[Stored items]
begin

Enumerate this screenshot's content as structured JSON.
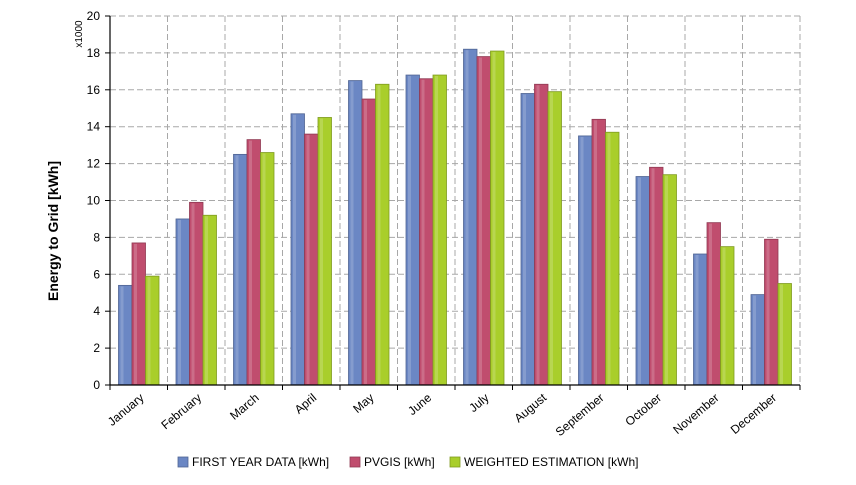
{
  "chart_data": {
    "type": "bar",
    "ylabel": "Energy to Grid [kWh]",
    "y_multiplier_label": "x1000",
    "ylim": [
      0,
      20
    ],
    "yticks": [
      0,
      2,
      4,
      6,
      8,
      10,
      12,
      14,
      16,
      18,
      20
    ],
    "grid": true,
    "legend_position": "bottom",
    "categories": [
      "January",
      "February",
      "March",
      "April",
      "May",
      "June",
      "July",
      "August",
      "September",
      "October",
      "November",
      "December"
    ],
    "series": [
      {
        "name": "FIRST YEAR DATA [kWh]",
        "color": "#6b87c4",
        "values": [
          5.4,
          9.0,
          12.5,
          14.7,
          16.5,
          16.8,
          18.2,
          15.8,
          13.5,
          11.3,
          7.1,
          4.9
        ]
      },
      {
        "name": "PVGIS [kWh]",
        "color": "#c04d6e",
        "values": [
          7.7,
          9.9,
          13.3,
          13.6,
          15.5,
          16.6,
          17.8,
          16.3,
          14.4,
          11.8,
          8.8,
          7.9
        ]
      },
      {
        "name": "WEIGHTED ESTIMATION [kWh]",
        "color": "#a9ce2b",
        "values": [
          5.9,
          9.2,
          12.6,
          14.5,
          16.3,
          16.8,
          18.1,
          15.9,
          13.7,
          11.4,
          7.5,
          5.5
        ]
      }
    ]
  }
}
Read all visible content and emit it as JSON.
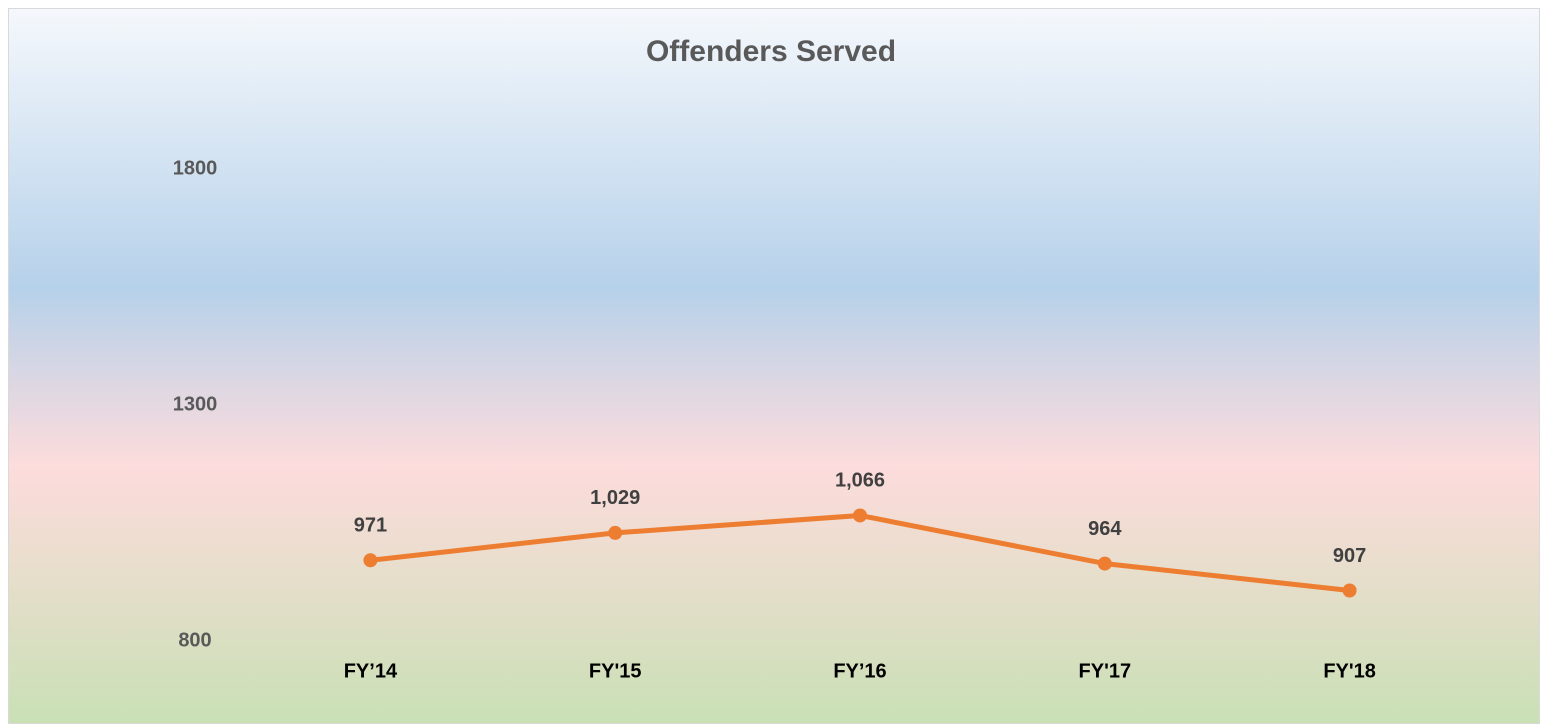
{
  "chart_data": {
    "type": "line",
    "title": "Offenders Served",
    "categories": [
      "FY’14",
      "FY'15",
      "FY’16",
      "FY'17",
      "FY'18"
    ],
    "series": [
      {
        "name": "Offenders Served",
        "color": "#ed7d31",
        "values": [
          971,
          1029,
          1066,
          964,
          907
        ],
        "value_labels": [
          "971",
          "1,029",
          "1,066",
          "964",
          "907"
        ]
      }
    ],
    "ylim": [
      800,
      1800
    ],
    "yticks": [
      800,
      1300,
      1800
    ],
    "grid": false,
    "legend": false
  }
}
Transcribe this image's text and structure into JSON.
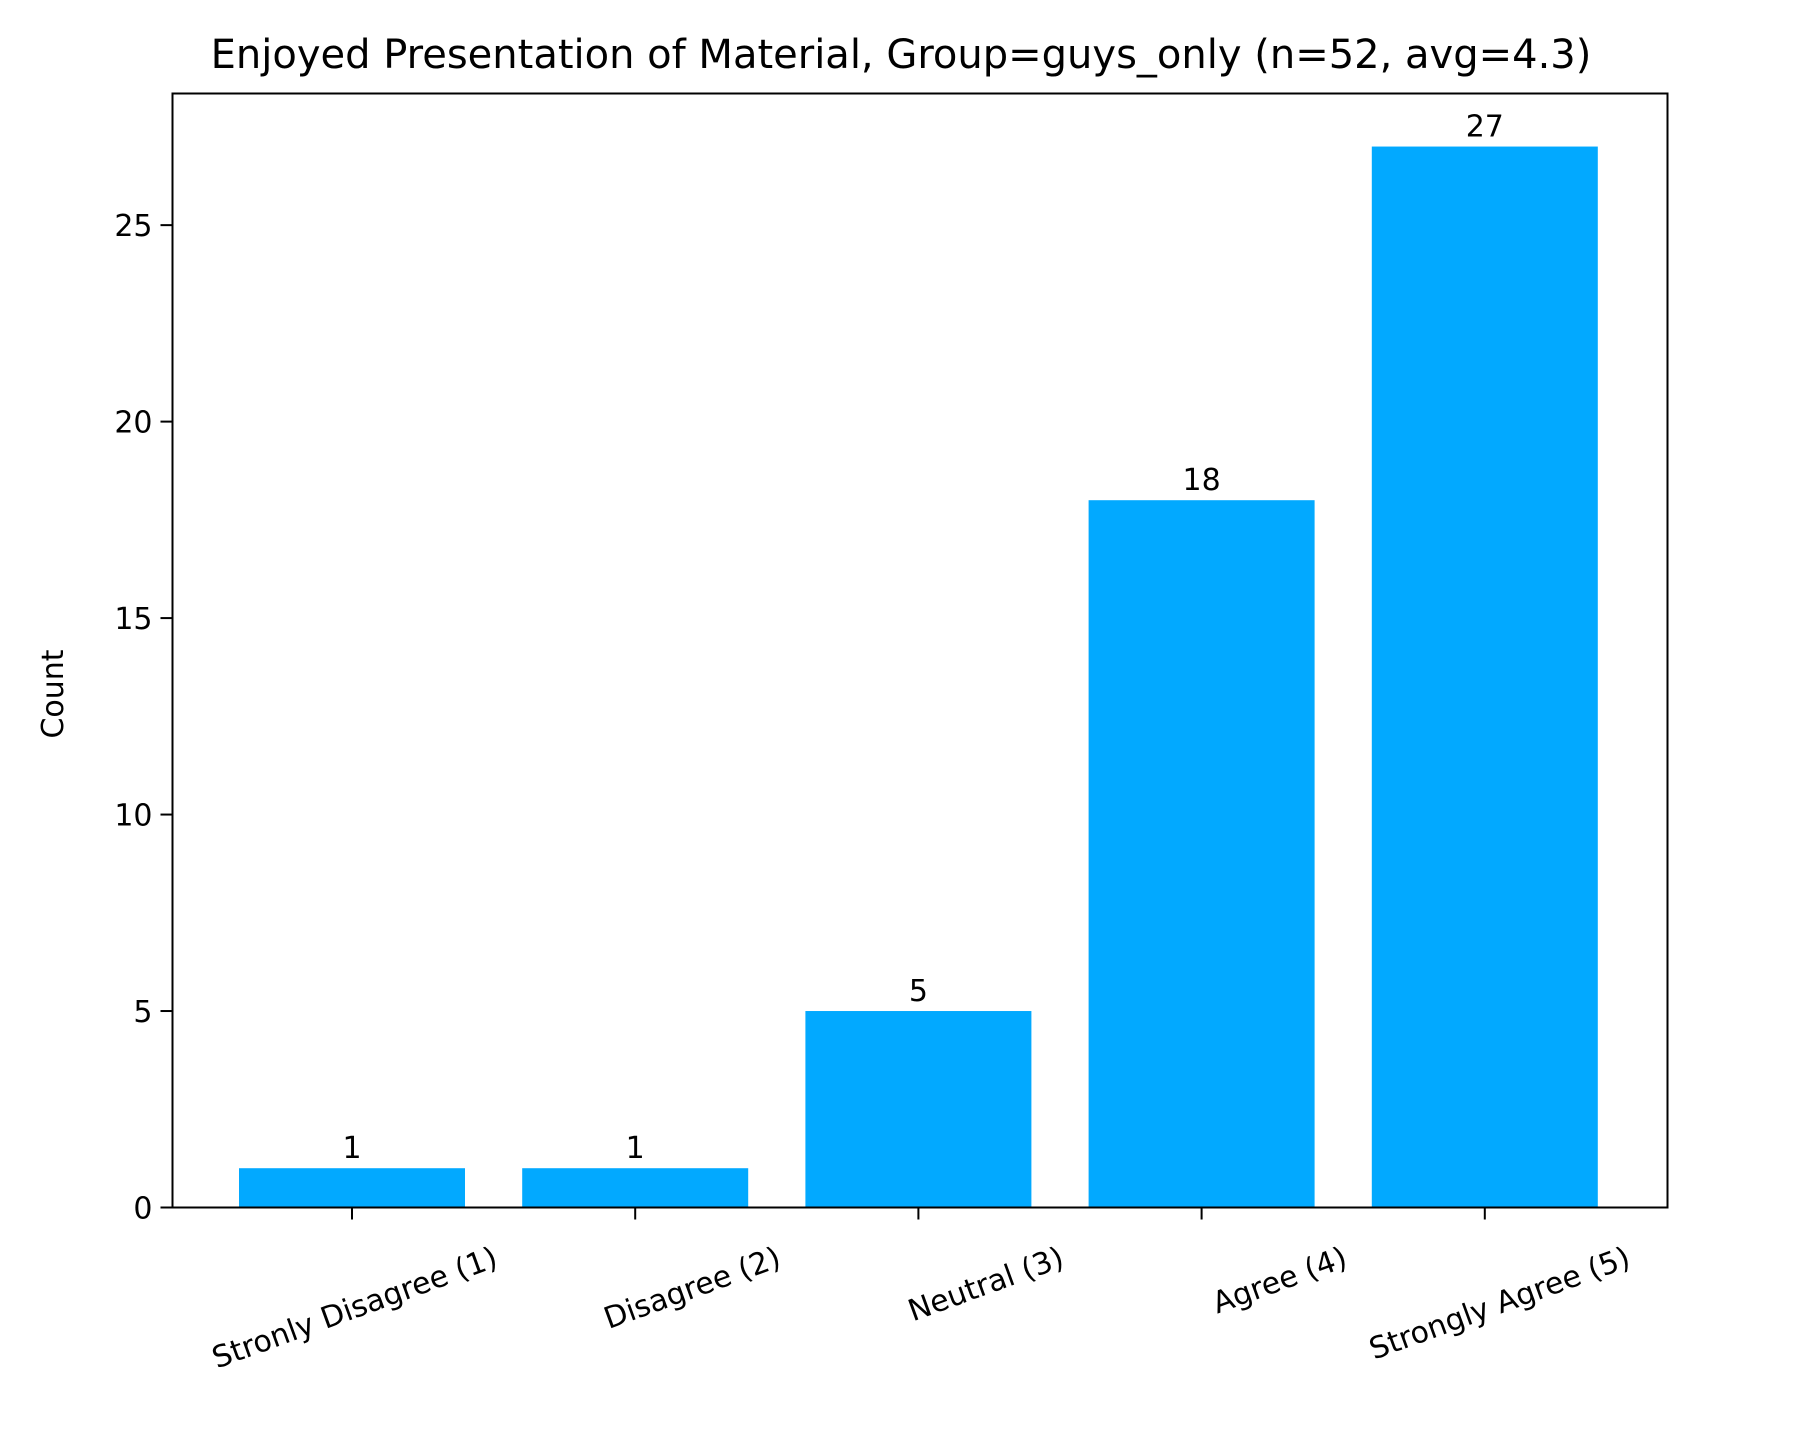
{
  "chart_data": {
    "type": "bar",
    "title": "Enjoyed Presentation of Material, Group=guys_only (n=52, avg=4.3)",
    "xlabel": "",
    "ylabel": "Count",
    "categories": [
      "Stronly Disagree (1)",
      "Disagree (2)",
      "Neutral (3)",
      "Agree (4)",
      "Strongly Agree (5)"
    ],
    "values": [
      1,
      1,
      5,
      18,
      27
    ],
    "data_labels": [
      "1",
      "1",
      "5",
      "18",
      "27"
    ],
    "ylim": [
      0,
      28.35
    ],
    "yticks": [
      0,
      5,
      10,
      15,
      20,
      25
    ],
    "ytick_labels": [
      "0",
      "5",
      "10",
      "15",
      "20",
      "25"
    ],
    "bar_color": "#02a9ff",
    "grid": false,
    "legend": "none"
  }
}
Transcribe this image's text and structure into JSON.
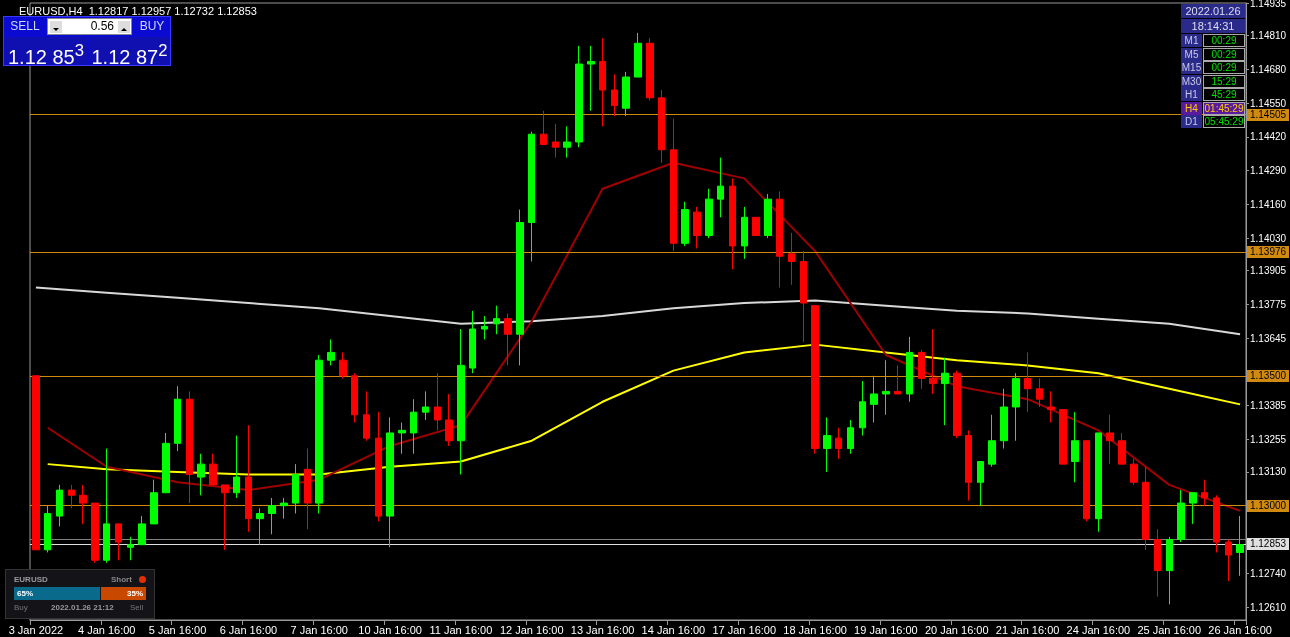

end

Written exercise
Return all the entries word for word, but omit any pictures they contain.

Output
Enumerate this screenshot's content as structured JSON.
{
  "chart_data": {
    "type": "bar",
    "ylabel": "Energy to Grid [kWh]",
    "y_multiplier_label": "x1000",
    "ylim": [
      0,
      20
    ],
    "yticks": [
      0,
      2,
      4,
      6,
      8,
      10,
      12,
      14,
      16,
      18,
      20
    ],
    "grid": true,
    "legend_position": "bottom",
    "categories": [
      "January",
      "February",
      "March",
      "April",
      "May",
      "June",
      "July",
      "August",
      "September",
      "October",
      "November",
      "December"
    ],
    "series": [
      {
        "name": "FIRST YEAR DATA [kWh]",
        "color": "#6b87c4",
        "values": [
          5.4,
          9.0,
          12.5,
          14.7,
          16.5,
          16.8,
          18.2,
          15.8,
          13.5,
          11.3,
          7.1,
          4.9
        ]
      },
      {
        "name": "PVGIS [kWh]",
        "color": "#c04d6e",
        "values": [
          7.7,
          9.9,
          13.3,
          13.6,
          15.5,
          16.6,
          17.8,
          16.3,
          14.4,
          11.8,
          8.8,
          7.9
        ]
      },
      {
        "name": "WEIGHTED ESTIMATION [kWh]",
        "color": "#a9ce2b",
        "values": [
          5.9,
          9.2,
          12.6,
          14.5,
          16.3,
          16.8,
          18.1,
          15.9,
          13.7,
          11.4,
          7.5,
          5.5
        ]
      }
    ]
  }
}
Read all visible content and emit it as JSON.
{
  "chart_data": {
    "type": "line",
    "title": "Offenders Served",
    "categories": [
      "FY’14",
      "FY'15",
      "FY’16",
      "FY'17",
      "FY'18"
    ],
    "series": [
      {
        "name": "Offenders Served",
        "color": "#ed7d31",
        "values": [
          971,
          1029,
          1066,
          964,
          907
        ],
        "value_labels": [
          "971",
          "1,029",
          "1,066",
          "964",
          "907"
        ]
      }
    ],
    "ylim": [
      800,
      1800
    ],
    "yticks": [
      800,
      1300,
      1800
    ],
    "grid": false,
    "legend": false
  }
}
Transcribe this image's text and structure into JSON.
{
  "chart_data": {
    "type": "bar",
    "title": "Enjoyed Presentation of Material, Group=guys_only (n=52, avg=4.3)",
    "xlabel": "",
    "ylabel": "Count",
    "categories": [
      "Stronly Disagree (1)",
      "Disagree (2)",
      "Neutral (3)",
      "Agree (4)",
      "Strongly Agree (5)"
    ],
    "values": [
      1,
      1,
      5,
      18,
      27
    ],
    "data_labels": [
      "1",
      "1",
      "5",
      "18",
      "27"
    ],
    "ylim": [
      0,
      28.35
    ],
    "yticks": [
      0,
      5,
      10,
      15,
      20,
      25
    ],
    "ytick_labels": [
      "0",
      "5",
      "10",
      "15",
      "20",
      "25"
    ],
    "bar_color": "#02a9ff",
    "grid": false,
    "legend": "none"
  }
}
Transcribe this image's text and structure into JSON.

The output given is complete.